- **What you need to do**
Identify the lines that contain the string "label" and report only how many there are.

-.-.-

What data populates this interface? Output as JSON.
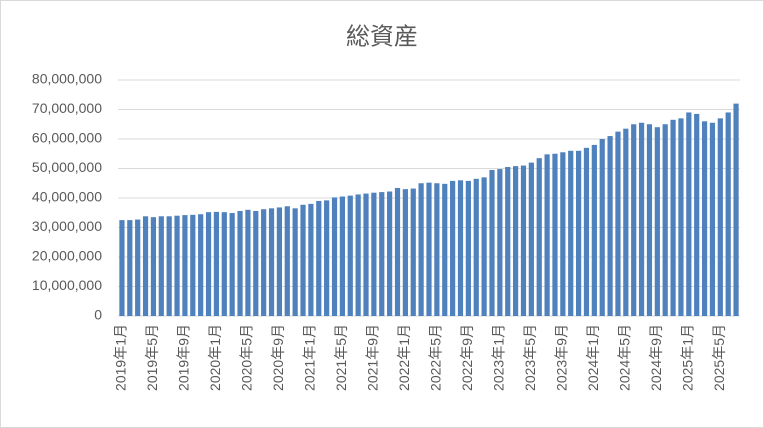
{
  "chart_data": {
    "type": "bar",
    "title": "総資産",
    "categories": [
      "2019年1月",
      null,
      null,
      null,
      "2019年5月",
      null,
      null,
      null,
      "2019年9月",
      null,
      null,
      null,
      "2020年1月",
      null,
      null,
      null,
      "2020年5月",
      null,
      null,
      null,
      "2020年9月",
      null,
      null,
      null,
      "2021年1月",
      null,
      null,
      null,
      "2021年5月",
      null,
      null,
      null,
      "2021年9月",
      null,
      null,
      null,
      "2022年1月",
      null,
      null,
      null,
      "2022年5月",
      null,
      null,
      null,
      "2022年9月",
      null,
      null,
      null,
      "2023年1月",
      null,
      null,
      null,
      "2023年5月",
      null,
      null,
      null,
      "2023年9月",
      null,
      null,
      null,
      "2024年1月",
      null,
      null,
      null,
      "2024年5月",
      null,
      null,
      null,
      "2024年9月",
      null,
      null,
      null,
      "2025年1月",
      null,
      null,
      null,
      "2025年5月",
      null,
      null
    ],
    "values": [
      32500000,
      32500000,
      32700000,
      33800000,
      33500000,
      33800000,
      33800000,
      34000000,
      34200000,
      34300000,
      34500000,
      35200000,
      35300000,
      35200000,
      34900000,
      35600000,
      36000000,
      35600000,
      36200000,
      36500000,
      36800000,
      37200000,
      36500000,
      37700000,
      38000000,
      39000000,
      39200000,
      40200000,
      40500000,
      40800000,
      41200000,
      41500000,
      41800000,
      42000000,
      42200000,
      43400000,
      43000000,
      43200000,
      45000000,
      45200000,
      45000000,
      44800000,
      45800000,
      46000000,
      45800000,
      46500000,
      47000000,
      49500000,
      49800000,
      50500000,
      50800000,
      51000000,
      52000000,
      53500000,
      54800000,
      55000000,
      55500000,
      56000000,
      56000000,
      57000000,
      58000000,
      60000000,
      61000000,
      62500000,
      63500000,
      65000000,
      65500000,
      65000000,
      64000000,
      65000000,
      66500000,
      67000000,
      69000000,
      68500000,
      66000000,
      65500000,
      67000000,
      69000000,
      72000000
    ],
    "color": "#4f81bd",
    "ylim": [
      0,
      80000000
    ],
    "yticks": [
      0,
      {
        "value": 10000000,
        "label": "10,000,000"
      },
      {
        "value": 20000000,
        "label": "20,000,000"
      },
      {
        "value": 30000000,
        "label": "30,000,000"
      },
      {
        "value": 40000000,
        "label": "40,000,000"
      },
      {
        "value": 50000000,
        "label": "50,000,000"
      },
      {
        "value": 60000000,
        "label": "60,000,000"
      },
      {
        "value": 70000000,
        "label": "70,000,000"
      },
      {
        "value": 80000000,
        "label": "80,000,000"
      }
    ],
    "grid": true
  }
}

-.-.-

- **Answer to this exercise**
8